§ Stated problem: Reproduce the records below in their entirety, character for character.

┄┄┄┄┄┄┄┄┄┄

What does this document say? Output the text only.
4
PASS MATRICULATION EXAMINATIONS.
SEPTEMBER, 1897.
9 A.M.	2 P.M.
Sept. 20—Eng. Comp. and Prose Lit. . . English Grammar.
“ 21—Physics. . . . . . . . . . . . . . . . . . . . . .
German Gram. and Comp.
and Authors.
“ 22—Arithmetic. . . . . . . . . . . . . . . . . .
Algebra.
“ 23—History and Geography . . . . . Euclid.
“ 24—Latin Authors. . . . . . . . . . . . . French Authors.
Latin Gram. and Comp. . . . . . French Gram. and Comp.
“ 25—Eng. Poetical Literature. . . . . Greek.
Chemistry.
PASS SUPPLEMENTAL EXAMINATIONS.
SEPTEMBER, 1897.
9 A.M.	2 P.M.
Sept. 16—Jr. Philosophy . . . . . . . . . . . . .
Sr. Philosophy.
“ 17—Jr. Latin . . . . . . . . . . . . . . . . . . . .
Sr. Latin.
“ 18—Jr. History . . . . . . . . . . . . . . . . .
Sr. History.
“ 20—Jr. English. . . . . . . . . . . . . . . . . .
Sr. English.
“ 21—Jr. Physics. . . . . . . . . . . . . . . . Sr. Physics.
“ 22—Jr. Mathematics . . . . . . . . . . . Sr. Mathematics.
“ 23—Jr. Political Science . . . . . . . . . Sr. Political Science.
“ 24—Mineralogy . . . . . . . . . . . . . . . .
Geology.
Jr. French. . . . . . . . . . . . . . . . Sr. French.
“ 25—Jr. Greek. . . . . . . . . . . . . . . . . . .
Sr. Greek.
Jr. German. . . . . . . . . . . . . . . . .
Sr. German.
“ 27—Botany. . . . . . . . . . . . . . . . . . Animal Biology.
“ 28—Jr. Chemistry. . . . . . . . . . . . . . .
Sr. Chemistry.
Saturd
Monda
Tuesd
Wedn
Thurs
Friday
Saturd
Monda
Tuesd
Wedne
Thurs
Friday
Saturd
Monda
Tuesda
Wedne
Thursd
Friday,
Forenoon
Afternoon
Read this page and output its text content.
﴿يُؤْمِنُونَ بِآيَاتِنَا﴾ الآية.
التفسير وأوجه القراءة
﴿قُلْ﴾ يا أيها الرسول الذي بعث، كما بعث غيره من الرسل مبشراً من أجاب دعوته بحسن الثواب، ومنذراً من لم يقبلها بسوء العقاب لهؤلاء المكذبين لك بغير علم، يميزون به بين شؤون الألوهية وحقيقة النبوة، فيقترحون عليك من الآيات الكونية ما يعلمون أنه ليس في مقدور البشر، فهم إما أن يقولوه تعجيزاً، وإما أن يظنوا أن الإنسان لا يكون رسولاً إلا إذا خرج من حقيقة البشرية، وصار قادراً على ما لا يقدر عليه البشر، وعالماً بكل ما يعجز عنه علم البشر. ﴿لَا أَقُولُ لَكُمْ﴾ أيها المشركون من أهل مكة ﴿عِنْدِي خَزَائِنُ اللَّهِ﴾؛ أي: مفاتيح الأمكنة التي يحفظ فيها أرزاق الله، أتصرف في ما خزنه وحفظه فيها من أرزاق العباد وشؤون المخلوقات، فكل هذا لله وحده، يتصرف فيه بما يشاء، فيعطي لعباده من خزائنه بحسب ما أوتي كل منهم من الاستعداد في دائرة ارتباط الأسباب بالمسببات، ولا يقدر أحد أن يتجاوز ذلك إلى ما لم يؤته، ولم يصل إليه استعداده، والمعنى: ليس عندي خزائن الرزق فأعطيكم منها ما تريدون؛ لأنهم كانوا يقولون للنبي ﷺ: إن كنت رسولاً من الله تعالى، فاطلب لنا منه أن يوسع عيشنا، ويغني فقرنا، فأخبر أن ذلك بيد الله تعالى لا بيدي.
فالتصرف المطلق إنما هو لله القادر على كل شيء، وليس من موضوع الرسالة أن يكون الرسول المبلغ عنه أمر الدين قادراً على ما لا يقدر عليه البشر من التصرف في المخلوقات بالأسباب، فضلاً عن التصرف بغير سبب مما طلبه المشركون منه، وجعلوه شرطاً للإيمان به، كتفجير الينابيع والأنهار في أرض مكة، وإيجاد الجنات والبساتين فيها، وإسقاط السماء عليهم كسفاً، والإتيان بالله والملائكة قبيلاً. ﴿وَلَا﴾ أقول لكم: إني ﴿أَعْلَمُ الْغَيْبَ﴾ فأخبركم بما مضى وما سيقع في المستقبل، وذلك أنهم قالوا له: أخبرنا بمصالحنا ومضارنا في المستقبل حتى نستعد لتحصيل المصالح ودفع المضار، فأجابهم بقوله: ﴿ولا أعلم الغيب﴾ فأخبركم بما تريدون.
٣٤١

┄┄┄┄┄┄┄┄┄┄

§ Full solution:
What does this document say? Output the text only.
4
PASS MATRICULATION EXAMINATIONS.
SEPTEMBER, 1897.
9 A.M.	2 P.M.
Sept. 20—Eng. Comp. and Prose Lit. . . English Grammar.
“ 21—Physics. . . . . . . . . . . . . . . . . . . . . .
German Gram. and Comp.
and Authors.
“ 22—Arithmetic. . . . . . . . . . . . . . . . . .
Algebra.
“ 23—History and Geography . . . . . Euclid.
“ 24—Latin Authors. . . . . . . . . . . . . French Authors.
Latin Gram. and Comp. . . . . . French Gram. and Comp.
“ 25—Eng. Poetical Literature. . . . . Greek.
Chemistry.
PASS SUPPLEMENTAL EXAMINATIONS.
SEPTEMBER, 1897.
9 A.M.	2 P.M.
Sept. 16—Jr. Philosophy . . . . . . . . . . . . .
Sr. Philosophy.
“ 17—Jr. Latin . . . . . . . . . . . . . . . . . . . .
Sr. Latin.
“ 18—Jr. History . . . . . . . . . . . . . . . . .
Sr. History.
“ 20—Jr. English. . . . . . . . . . . . . . . . . .
Sr. English.
“ 21—Jr. Physics. . . . . . . . . . . . . . . . Sr. Physics.
“ 22—Jr. Mathematics . . . . . . . . . . . Sr. Mathematics.
“ 23—Jr. Political Science . . . . . . . . . Sr. Political Science.
“ 24—Mineralogy . . . . . . . . . . . . . . . .
Geology.
Jr. French. . . . . . . . . . . . . . . . Sr. French.
“ 25—Jr. Greek. . . . . . . . . . . . . . . . . . .
Sr. Greek.
Jr. German. . . . . . . . . . . . . . . . .
Sr. German.
“ 27—Botany. . . . . . . . . . . . . . . . . . Animal Biology.
“ 28—Jr. Chemistry. . . . . . . . . . . . . . .
Sr. Chemistry.
Saturd
Monda
Tuesd
Wedn
Thurs
Friday
Saturd
Monda
Tuesd
Wedne
Thurs
Friday
Saturd
Monda
Tuesda
Wedne
Thursd
Friday,
Forenoon
Afternoon
Read this page and output its text content.
﴿يُؤْمِنُونَ بِآيَاتِنَا﴾ الآية.
التفسير وأوجه القراءة
﴿قُلْ﴾ يا أيها الرسول الذي بعث، كما بعث غيره من الرسل مبشراً من أجاب دعوته بحسن الثواب، ومنذراً من لم يقبلها بسوء العقاب لهؤلاء المكذبين لك بغير علم، يميزون به بين شؤون الألوهية وحقيقة النبوة، فيقترحون عليك من الآيات الكونية ما يعلمون أنه ليس في مقدور البشر، فهم إما أن يقولوه تعجيزاً، وإما أن يظنوا أن الإنسان لا يكون رسولاً إلا إذا خرج من حقيقة البشرية، وصار قادراً على ما لا يقدر عليه البشر، وعالماً بكل ما يعجز عنه علم البشر. ﴿لَا أَقُولُ لَكُمْ﴾ أيها المشركون من أهل مكة ﴿عِنْدِي خَزَائِنُ اللَّهِ﴾؛ أي: مفاتيح الأمكنة التي يحفظ فيها أرزاق الله، أتصرف في ما خزنه وحفظه فيها من أرزاق العباد وشؤون المخلوقات، فكل هذا لله وحده، يتصرف فيه بما يشاء، فيعطي لعباده من خزائنه بحسب ما أوتي كل منهم من الاستعداد في دائرة ارتباط الأسباب بالمسببات، ولا يقدر أحد أن يتجاوز ذلك إلى ما لم يؤته، ولم يصل إليه استعداده، والمعنى: ليس عندي خزائن الرزق فأعطيكم منها ما تريدون؛ لأنهم كانوا يقولون للنبي ﷺ: إن كنت رسولاً من الله تعالى، فاطلب لنا منه أن يوسع عيشنا، ويغني فقرنا، فأخبر أن ذلك بيد الله تعالى لا بيدي.
فالتصرف المطلق إنما هو لله القادر على كل شيء، وليس من موضوع الرسالة أن يكون الرسول المبلغ عنه أمر الدين قادراً على ما لا يقدر عليه البشر من التصرف في المخلوقات بالأسباب، فضلاً عن التصرف بغير سبب مما طلبه المشركون منه، وجعلوه شرطاً للإيمان به، كتفجير الينابيع والأنهار في أرض مكة، وإيجاد الجنات والبساتين فيها، وإسقاط السماء عليهم كسفاً، والإتيان بالله والملائكة قبيلاً. ﴿وَلَا﴾ أقول لكم: إني ﴿أَعْلَمُ الْغَيْبَ﴾ فأخبركم بما مضى وما سيقع في المستقبل، وذلك أنهم قالوا له: أخبرنا بمصالحنا ومضارنا في المستقبل حتى نستعد لتحصيل المصالح ودفع المضار، فأجابهم بقوله: ﴿ولا أعلم الغيب﴾ فأخبركم بما تريدون.
٣٤١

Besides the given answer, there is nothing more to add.